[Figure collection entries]
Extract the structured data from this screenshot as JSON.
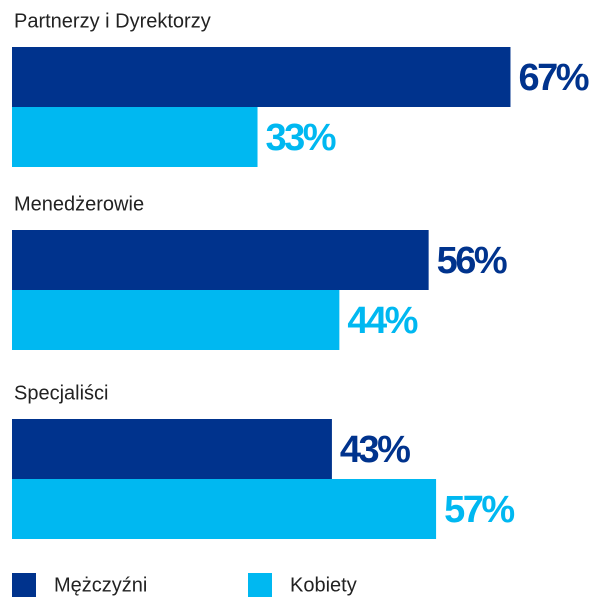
{
  "chart_data": {
    "type": "bar",
    "categories": [
      "Partnerzy i Dyrektorzy",
      "Menedżerowie",
      "Specjaliści"
    ],
    "series": [
      {
        "name": "Mężczyźni",
        "color": "#00338d",
        "values": [
          67,
          56,
          43
        ],
        "value_labels": [
          "67%",
          "56%",
          "43%"
        ]
      },
      {
        "name": "Kobiety",
        "color": "#00b8f1",
        "values": [
          33,
          44,
          57
        ],
        "value_labels": [
          "33%",
          "44%",
          "57%"
        ]
      }
    ]
  }
}
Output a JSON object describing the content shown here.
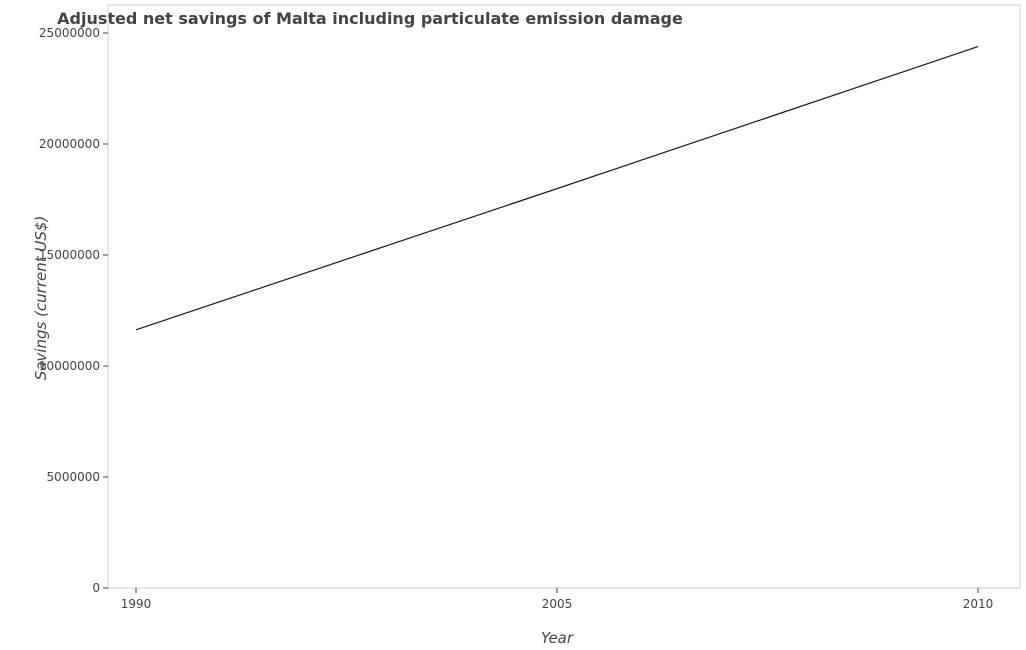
{
  "chart_data": {
    "type": "line",
    "title": "Adjusted net savings of Malta including particulate emission damage",
    "xlabel": "Year",
    "ylabel": "Savings (current US$)",
    "categories": [
      "1990",
      "2005",
      "2010"
    ],
    "series": [
      {
        "values": [
          11630000,
          17990000,
          24390000
        ]
      }
    ],
    "ylim": [
      0,
      25000000
    ],
    "yticks": [
      0,
      5000000,
      10000000,
      15000000,
      20000000,
      25000000
    ],
    "ytick_labels": [
      "0",
      "5000000",
      "10000000",
      "15000000",
      "20000000",
      "25000000"
    ],
    "line_color": "#1b1b1b",
    "grid": false,
    "legend": false
  }
}
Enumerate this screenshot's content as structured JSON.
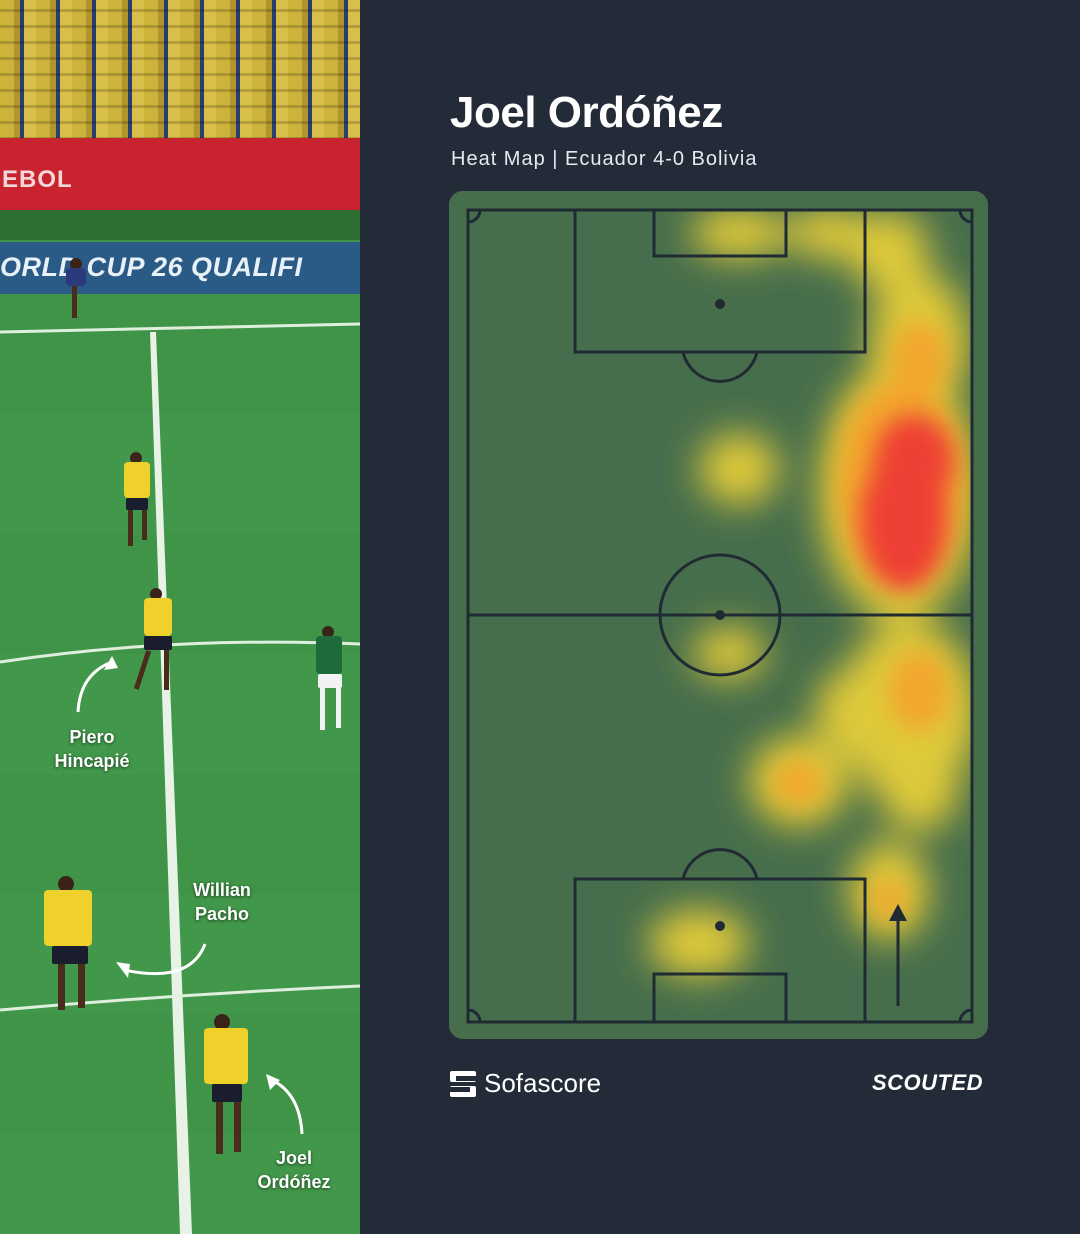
{
  "photo": {
    "hoarding_text": "EBOL",
    "banner_text": "ORLD CUP 26 QUALIFI",
    "labels": {
      "piero": "Piero Hincapié",
      "willian": "Willian Pacho",
      "joel": "Joel Ordóñez"
    }
  },
  "header": {
    "title": "Joel Ordóñez",
    "subtitle": "Heat Map | Ecuador 4-0 Bolivia"
  },
  "heatmap": {
    "attack_direction": "up",
    "colors": {
      "pitch": "#476e4c",
      "lines": "#1f2a33",
      "low": "#f0d437",
      "mid": "#f6a02a",
      "high": "#ee3b36"
    }
  },
  "footer": {
    "source_logo": "Sofascore",
    "brand": "SCOUTED"
  }
}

Task to carry out: Pick out every line holding the string "content" and return it.

Exercise solution:
Output a JSON object describing the content shown here.
Enumerate this screenshot's content as structured JSON.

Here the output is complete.